• [Problem to work on]
In the entries below, count every line containing "structured". Return the number and nothing else.
* start Dataset records *
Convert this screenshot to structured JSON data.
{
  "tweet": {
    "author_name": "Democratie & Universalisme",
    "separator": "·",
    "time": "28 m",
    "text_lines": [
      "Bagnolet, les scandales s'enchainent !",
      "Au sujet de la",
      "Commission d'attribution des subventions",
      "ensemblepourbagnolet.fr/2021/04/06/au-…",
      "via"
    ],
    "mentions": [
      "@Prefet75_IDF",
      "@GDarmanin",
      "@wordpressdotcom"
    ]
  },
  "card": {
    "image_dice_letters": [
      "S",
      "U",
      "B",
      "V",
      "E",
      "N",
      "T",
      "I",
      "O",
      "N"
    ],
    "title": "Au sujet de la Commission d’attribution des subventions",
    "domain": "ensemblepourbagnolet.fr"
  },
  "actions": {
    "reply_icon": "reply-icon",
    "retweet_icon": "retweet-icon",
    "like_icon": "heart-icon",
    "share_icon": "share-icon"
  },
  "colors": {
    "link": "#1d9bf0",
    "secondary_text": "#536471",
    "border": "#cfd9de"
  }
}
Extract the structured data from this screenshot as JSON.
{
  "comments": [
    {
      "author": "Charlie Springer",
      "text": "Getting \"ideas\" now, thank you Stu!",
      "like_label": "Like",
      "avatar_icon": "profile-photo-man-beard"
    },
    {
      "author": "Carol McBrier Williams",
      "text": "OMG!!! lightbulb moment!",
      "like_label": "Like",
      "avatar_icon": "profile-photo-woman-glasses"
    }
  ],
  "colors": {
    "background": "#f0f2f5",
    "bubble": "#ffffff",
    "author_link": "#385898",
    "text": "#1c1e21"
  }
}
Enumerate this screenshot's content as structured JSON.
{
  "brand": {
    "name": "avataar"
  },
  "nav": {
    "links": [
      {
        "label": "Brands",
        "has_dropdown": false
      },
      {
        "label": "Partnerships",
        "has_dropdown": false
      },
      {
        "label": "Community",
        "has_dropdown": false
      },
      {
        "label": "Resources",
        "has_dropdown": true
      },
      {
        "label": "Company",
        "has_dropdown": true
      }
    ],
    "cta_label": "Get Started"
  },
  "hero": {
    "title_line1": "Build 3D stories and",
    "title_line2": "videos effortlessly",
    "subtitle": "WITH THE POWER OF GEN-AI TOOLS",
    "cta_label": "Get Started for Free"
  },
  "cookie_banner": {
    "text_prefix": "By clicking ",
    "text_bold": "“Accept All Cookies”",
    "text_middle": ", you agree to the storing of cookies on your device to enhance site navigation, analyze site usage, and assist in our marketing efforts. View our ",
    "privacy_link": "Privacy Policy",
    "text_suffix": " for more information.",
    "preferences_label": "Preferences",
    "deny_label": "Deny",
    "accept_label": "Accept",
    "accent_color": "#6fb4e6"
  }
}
* end Dataset records *
• [Answer to the problem]
3